## Begin

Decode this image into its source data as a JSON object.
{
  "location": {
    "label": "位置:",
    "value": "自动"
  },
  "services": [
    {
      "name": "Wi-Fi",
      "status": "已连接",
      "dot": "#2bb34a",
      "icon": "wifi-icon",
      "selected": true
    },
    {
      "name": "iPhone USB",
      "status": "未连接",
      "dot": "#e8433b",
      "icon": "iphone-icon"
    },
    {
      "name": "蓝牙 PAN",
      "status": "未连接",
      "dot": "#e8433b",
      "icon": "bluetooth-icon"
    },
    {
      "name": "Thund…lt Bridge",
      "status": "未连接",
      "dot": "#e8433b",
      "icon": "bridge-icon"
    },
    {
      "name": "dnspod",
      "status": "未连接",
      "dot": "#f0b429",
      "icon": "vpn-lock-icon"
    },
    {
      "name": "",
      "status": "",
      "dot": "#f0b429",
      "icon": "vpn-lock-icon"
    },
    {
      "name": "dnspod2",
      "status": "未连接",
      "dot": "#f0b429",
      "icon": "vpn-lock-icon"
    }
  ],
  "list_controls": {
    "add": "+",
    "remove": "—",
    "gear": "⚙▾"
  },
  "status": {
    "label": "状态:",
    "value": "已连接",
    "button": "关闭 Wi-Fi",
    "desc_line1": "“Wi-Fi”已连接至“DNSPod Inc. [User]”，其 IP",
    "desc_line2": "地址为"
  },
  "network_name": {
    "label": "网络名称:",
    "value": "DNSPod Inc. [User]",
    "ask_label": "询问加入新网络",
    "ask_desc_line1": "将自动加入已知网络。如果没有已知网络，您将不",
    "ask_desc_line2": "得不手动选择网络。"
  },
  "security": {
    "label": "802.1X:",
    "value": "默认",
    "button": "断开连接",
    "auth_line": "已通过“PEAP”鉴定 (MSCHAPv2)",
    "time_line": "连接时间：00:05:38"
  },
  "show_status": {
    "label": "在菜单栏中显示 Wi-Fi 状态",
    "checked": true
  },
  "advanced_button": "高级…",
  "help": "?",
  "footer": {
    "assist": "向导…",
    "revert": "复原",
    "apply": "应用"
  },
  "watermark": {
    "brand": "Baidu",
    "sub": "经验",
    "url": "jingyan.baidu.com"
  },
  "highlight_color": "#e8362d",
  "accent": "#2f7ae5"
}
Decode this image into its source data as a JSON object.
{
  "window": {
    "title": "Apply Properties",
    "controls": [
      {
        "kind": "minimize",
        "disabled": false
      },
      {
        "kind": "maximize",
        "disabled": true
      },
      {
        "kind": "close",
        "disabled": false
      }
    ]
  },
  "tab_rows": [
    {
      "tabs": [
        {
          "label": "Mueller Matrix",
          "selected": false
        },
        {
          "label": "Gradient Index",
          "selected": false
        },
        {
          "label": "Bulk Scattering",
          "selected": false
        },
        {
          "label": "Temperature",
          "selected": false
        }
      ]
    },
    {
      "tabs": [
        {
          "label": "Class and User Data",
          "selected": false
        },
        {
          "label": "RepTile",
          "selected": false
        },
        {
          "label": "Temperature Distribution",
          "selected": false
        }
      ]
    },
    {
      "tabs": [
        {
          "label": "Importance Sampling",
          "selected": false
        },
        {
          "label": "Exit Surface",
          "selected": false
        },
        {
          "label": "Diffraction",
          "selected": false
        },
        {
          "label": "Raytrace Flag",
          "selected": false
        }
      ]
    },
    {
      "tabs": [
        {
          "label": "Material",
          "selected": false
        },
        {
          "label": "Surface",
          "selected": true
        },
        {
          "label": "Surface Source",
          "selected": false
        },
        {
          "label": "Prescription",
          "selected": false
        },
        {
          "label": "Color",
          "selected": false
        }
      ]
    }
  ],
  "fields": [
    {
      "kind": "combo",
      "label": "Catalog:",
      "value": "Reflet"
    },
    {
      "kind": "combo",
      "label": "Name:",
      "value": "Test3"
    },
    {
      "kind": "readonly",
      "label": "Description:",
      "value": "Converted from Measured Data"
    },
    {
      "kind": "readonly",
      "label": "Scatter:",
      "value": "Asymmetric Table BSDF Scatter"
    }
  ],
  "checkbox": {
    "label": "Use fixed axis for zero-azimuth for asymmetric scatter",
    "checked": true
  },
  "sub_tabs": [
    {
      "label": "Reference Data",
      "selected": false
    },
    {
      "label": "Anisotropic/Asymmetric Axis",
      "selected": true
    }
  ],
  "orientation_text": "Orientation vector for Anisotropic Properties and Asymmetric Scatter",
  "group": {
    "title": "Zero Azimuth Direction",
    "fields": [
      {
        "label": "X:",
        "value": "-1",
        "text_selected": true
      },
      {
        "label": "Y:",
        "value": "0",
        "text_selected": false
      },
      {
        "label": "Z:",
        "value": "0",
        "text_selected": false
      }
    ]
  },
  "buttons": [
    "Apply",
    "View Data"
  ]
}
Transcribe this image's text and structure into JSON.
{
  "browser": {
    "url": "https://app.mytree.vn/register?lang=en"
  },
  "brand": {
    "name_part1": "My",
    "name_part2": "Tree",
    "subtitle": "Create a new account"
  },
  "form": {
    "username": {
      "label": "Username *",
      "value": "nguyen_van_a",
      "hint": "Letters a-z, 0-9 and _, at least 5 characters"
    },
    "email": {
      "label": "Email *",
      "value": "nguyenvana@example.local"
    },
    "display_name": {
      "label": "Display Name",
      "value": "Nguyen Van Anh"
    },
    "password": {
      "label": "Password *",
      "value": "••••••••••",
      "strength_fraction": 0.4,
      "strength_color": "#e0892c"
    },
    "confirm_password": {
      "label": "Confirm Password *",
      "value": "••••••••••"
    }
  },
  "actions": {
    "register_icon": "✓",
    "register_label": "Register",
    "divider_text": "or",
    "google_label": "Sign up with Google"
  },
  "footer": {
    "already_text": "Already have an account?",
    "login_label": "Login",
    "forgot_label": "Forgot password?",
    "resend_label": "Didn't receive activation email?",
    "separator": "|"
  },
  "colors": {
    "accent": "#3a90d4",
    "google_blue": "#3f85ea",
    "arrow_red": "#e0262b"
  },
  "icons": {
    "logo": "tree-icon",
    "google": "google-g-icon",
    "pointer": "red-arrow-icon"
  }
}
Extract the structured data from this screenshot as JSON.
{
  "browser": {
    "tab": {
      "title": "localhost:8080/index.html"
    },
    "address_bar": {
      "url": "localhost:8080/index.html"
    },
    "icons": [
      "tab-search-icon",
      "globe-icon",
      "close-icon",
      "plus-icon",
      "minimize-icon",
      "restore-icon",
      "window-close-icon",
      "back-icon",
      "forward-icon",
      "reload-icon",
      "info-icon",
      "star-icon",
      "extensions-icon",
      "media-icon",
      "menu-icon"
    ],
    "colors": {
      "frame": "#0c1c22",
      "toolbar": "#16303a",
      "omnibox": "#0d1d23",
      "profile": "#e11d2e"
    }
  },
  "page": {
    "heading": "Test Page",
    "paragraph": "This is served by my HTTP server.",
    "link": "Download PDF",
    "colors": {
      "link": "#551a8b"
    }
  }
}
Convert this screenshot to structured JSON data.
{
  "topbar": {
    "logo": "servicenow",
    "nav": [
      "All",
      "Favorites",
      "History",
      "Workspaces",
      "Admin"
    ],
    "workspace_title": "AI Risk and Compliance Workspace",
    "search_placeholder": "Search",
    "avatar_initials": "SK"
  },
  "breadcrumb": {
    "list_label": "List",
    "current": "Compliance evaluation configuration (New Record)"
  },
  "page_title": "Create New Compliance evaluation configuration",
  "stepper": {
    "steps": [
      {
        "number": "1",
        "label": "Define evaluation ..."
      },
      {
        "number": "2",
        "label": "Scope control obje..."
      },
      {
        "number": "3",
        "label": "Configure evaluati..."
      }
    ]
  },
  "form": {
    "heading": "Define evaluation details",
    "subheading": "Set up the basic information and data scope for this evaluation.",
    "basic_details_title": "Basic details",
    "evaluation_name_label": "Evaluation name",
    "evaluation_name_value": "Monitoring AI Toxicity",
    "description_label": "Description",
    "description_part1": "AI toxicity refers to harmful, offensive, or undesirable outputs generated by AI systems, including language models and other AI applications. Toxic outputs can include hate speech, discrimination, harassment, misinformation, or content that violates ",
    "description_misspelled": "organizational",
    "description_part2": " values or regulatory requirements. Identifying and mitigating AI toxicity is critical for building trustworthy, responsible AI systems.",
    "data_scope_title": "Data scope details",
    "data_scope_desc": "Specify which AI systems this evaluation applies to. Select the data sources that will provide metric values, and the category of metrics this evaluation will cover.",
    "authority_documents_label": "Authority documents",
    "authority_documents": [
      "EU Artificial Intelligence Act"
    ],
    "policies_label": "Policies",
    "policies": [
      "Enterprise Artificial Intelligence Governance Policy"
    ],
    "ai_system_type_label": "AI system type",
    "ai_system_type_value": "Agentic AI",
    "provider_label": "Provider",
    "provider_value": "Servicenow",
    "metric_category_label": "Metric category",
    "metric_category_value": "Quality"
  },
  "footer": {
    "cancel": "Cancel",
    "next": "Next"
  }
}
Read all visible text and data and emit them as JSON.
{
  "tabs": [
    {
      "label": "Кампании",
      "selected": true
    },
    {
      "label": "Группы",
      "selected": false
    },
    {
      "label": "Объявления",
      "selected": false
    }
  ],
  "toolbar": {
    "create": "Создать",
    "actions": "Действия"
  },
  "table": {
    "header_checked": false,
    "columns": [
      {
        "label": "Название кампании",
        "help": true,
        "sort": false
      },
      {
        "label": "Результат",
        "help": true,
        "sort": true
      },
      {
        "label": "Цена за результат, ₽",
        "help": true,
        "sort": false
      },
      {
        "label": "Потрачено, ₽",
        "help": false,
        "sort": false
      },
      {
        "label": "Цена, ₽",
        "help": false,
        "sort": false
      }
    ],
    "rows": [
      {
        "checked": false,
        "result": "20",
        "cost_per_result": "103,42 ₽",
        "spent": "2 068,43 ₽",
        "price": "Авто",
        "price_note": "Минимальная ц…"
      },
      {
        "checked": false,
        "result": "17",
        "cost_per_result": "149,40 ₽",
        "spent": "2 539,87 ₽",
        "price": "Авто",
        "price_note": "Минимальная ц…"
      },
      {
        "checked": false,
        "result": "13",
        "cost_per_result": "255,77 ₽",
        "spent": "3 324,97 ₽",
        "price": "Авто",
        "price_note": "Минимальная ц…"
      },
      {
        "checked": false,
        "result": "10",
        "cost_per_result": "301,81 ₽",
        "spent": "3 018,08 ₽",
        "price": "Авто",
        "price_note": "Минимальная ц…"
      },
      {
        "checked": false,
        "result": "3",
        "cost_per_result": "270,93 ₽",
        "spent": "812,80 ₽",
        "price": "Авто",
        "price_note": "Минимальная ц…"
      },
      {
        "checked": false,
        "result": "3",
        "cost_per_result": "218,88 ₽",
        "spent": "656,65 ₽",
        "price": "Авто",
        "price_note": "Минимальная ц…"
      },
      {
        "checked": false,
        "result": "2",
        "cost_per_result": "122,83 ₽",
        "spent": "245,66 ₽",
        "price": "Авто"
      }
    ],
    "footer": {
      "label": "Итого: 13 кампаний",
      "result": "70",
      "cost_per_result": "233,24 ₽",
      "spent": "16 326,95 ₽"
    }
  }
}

## End

Write down every line of the data above that includes the string "spent".

        "spent": "2 068,43 ₽",
        "spent": "2 539,87 ₽",
        "spent": "3 324,97 ₽",
        "spent": "3 018,08 ₽",
        "spent": "812,80 ₽",
        "spent": "656,65 ₽",
        "spent": "245,66 ₽",
      "spent": "16 326,95 ₽"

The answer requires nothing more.